## Your task
Your task is to give the listing below back word for word, pictures excluded.
>> begin Source material
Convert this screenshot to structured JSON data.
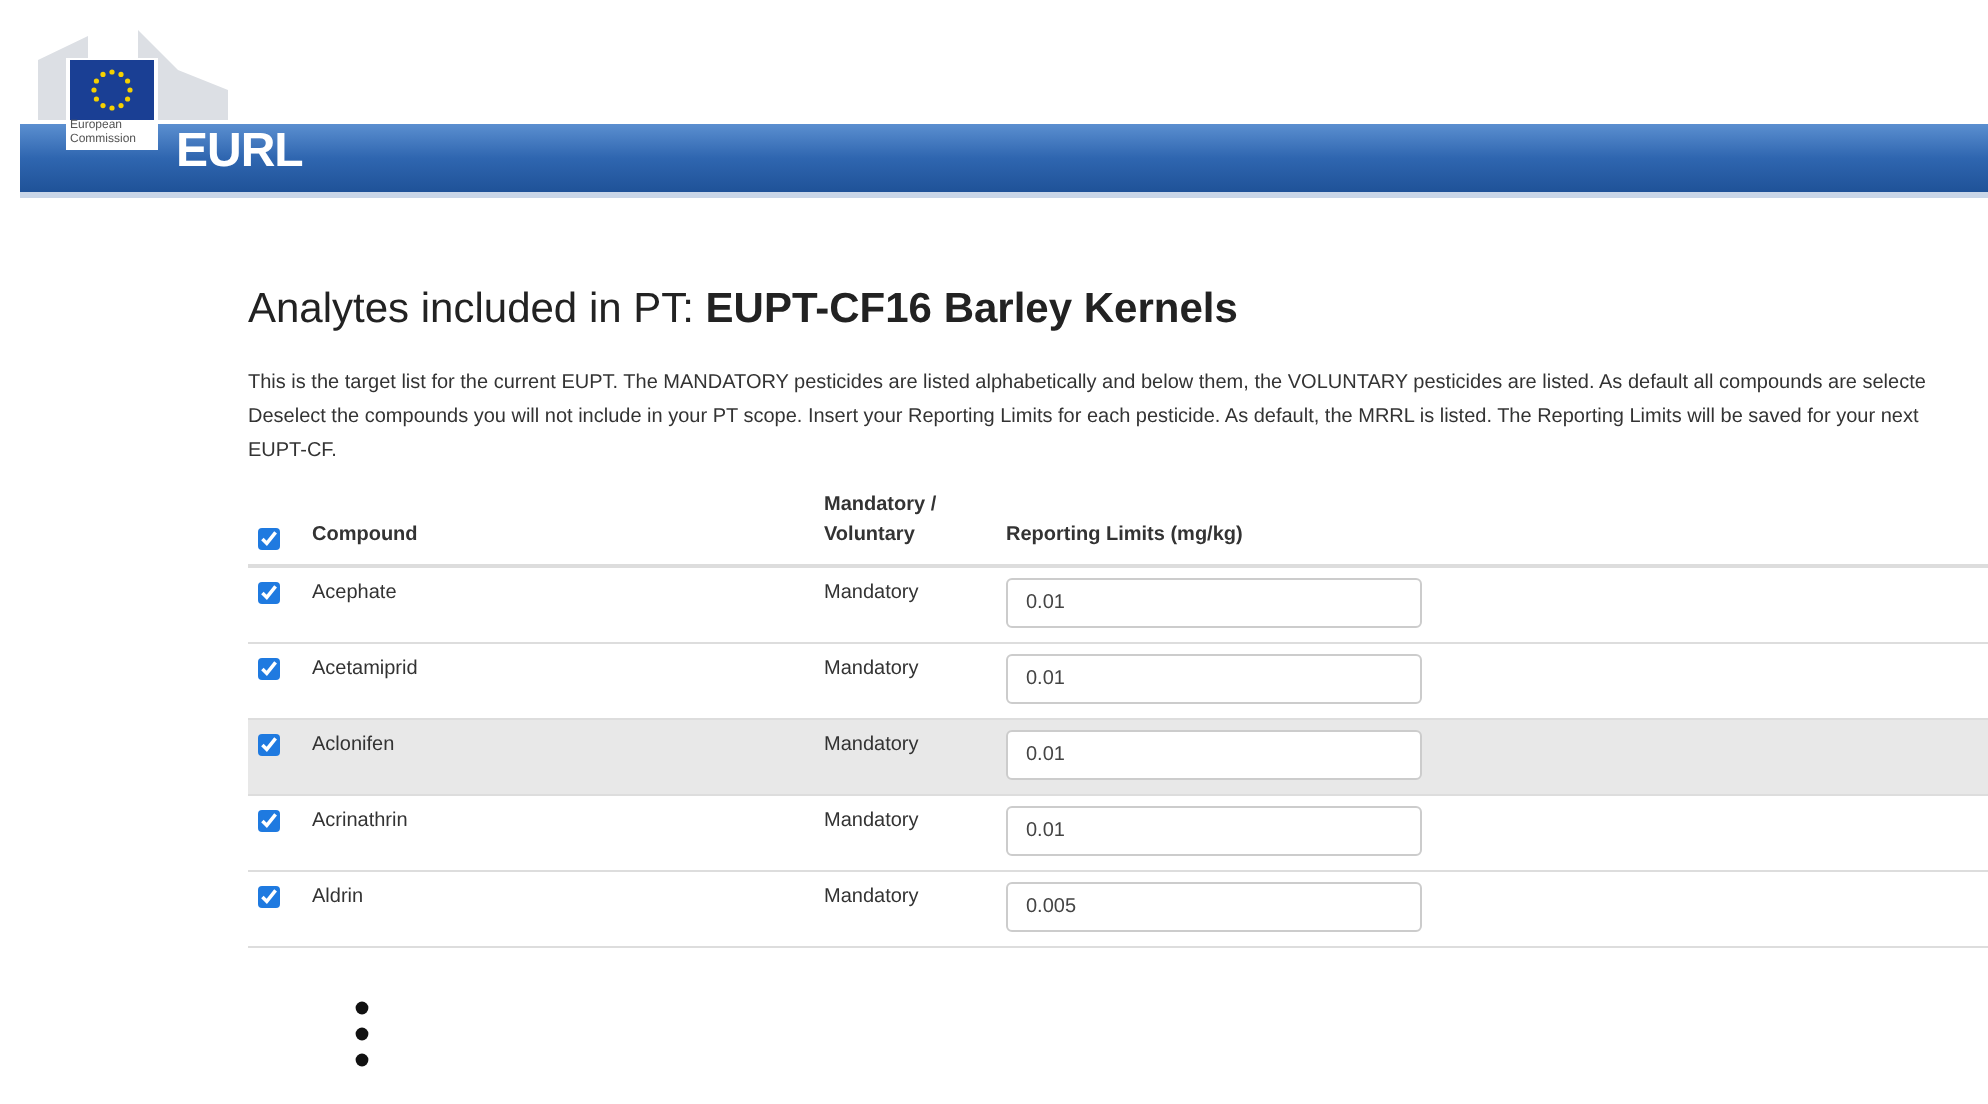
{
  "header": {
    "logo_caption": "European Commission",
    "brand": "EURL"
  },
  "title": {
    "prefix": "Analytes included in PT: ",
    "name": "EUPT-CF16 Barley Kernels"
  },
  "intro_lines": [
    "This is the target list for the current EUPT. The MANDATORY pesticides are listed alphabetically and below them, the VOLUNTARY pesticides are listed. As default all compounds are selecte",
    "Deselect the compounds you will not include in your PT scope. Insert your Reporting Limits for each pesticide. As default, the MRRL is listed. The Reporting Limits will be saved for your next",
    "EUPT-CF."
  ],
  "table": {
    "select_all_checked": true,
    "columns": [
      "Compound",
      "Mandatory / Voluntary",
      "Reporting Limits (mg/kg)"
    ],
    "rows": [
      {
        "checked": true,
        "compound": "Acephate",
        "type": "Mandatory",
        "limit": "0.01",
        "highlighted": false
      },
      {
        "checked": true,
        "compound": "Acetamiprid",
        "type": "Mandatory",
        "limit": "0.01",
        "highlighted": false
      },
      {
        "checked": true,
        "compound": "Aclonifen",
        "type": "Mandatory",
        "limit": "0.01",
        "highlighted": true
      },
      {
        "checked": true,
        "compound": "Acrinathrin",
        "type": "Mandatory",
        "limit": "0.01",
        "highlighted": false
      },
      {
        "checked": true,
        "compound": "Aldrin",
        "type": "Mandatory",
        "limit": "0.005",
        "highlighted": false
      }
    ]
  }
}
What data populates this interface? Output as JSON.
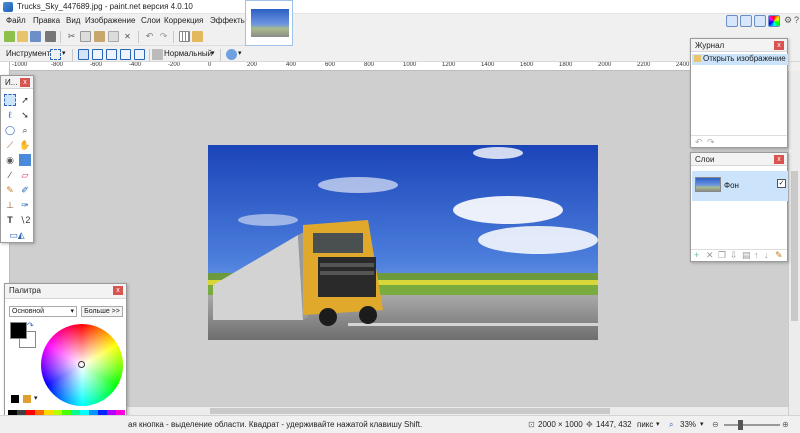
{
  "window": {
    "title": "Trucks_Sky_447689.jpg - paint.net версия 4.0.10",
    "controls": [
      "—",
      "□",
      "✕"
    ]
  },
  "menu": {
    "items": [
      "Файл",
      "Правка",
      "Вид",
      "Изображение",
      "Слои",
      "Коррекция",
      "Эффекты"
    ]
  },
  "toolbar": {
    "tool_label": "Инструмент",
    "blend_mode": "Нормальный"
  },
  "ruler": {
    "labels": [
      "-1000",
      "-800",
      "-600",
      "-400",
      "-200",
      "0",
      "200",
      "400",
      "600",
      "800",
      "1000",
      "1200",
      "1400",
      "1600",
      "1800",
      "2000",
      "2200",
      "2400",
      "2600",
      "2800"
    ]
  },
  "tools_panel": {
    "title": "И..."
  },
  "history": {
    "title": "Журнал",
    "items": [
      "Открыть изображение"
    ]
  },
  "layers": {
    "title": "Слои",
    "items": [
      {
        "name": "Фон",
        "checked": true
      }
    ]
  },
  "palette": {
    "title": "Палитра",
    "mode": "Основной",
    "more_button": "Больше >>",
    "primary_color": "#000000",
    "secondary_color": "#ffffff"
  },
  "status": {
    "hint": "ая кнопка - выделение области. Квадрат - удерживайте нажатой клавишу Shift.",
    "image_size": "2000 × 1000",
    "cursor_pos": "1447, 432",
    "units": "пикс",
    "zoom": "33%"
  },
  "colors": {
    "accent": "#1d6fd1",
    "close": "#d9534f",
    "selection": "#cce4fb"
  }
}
>> end Source material
## In response
Convert this screenshot to structured JSON data.
{
  "header": {
    "logo_caption": "European Commission",
    "brand": "EURL"
  },
  "title": {
    "prefix": "Analytes included in PT: ",
    "name": "EUPT-CF16 Barley Kernels"
  },
  "intro_lines": [
    "This is the target list for the current EUPT. The MANDATORY pesticides are listed alphabetically and below them, the VOLUNTARY pesticides are listed. As default all compounds are selecte",
    "Deselect the compounds you will not include in your PT scope. Insert your Reporting Limits for each pesticide. As default, the MRRL is listed. The Reporting Limits will be saved for your next",
    "EUPT-CF."
  ],
  "table": {
    "select_all_checked": true,
    "columns": [
      "Compound",
      "Mandatory / Voluntary",
      "Reporting Limits (mg/kg)"
    ],
    "rows": [
      {
        "checked": true,
        "compound": "Acephate",
        "type": "Mandatory",
        "limit": "0.01",
        "highlighted": false
      },
      {
        "checked": true,
        "compound": "Acetamiprid",
        "type": "Mandatory",
        "limit": "0.01",
        "highlighted": false
      },
      {
        "checked": true,
        "compound": "Aclonifen",
        "type": "Mandatory",
        "limit": "0.01",
        "highlighted": true
      },
      {
        "checked": true,
        "compound": "Acrinathrin",
        "type": "Mandatory",
        "limit": "0.01",
        "highlighted": false
      },
      {
        "checked": true,
        "compound": "Aldrin",
        "type": "Mandatory",
        "limit": "0.005",
        "highlighted": false
      }
    ]
  }
}
What data populates this interface? Output as JSON.
{
  "window": {
    "title": "Trucks_Sky_447689.jpg - paint.net версия 4.0.10",
    "controls": [
      "—",
      "□",
      "✕"
    ]
  },
  "menu": {
    "items": [
      "Файл",
      "Правка",
      "Вид",
      "Изображение",
      "Слои",
      "Коррекция",
      "Эффекты"
    ]
  },
  "toolbar": {
    "tool_label": "Инструмент",
    "blend_mode": "Нормальный"
  },
  "ruler": {
    "labels": [
      "-1000",
      "-800",
      "-600",
      "-400",
      "-200",
      "0",
      "200",
      "400",
      "600",
      "800",
      "1000",
      "1200",
      "1400",
      "1600",
      "1800",
      "2000",
      "2200",
      "2400",
      "2600",
      "2800"
    ]
  },
  "tools_panel": {
    "title": "И..."
  },
  "history": {
    "title": "Журнал",
    "items": [
      "Открыть изображение"
    ]
  },
  "layers": {
    "title": "Слои",
    "items": [
      {
        "name": "Фон",
        "checked": true
      }
    ]
  },
  "palette": {
    "title": "Палитра",
    "mode": "Основной",
    "more_button": "Больше >>",
    "primary_color": "#000000",
    "secondary_color": "#ffffff"
  },
  "status": {
    "hint": "ая кнопка - выделение области. Квадрат - удерживайте нажатой клавишу Shift.",
    "image_size": "2000 × 1000",
    "cursor_pos": "1447, 432",
    "units": "пикс",
    "zoom": "33%"
  },
  "colors": {
    "accent": "#1d6fd1",
    "close": "#d9534f",
    "selection": "#cce4fb"
  }
}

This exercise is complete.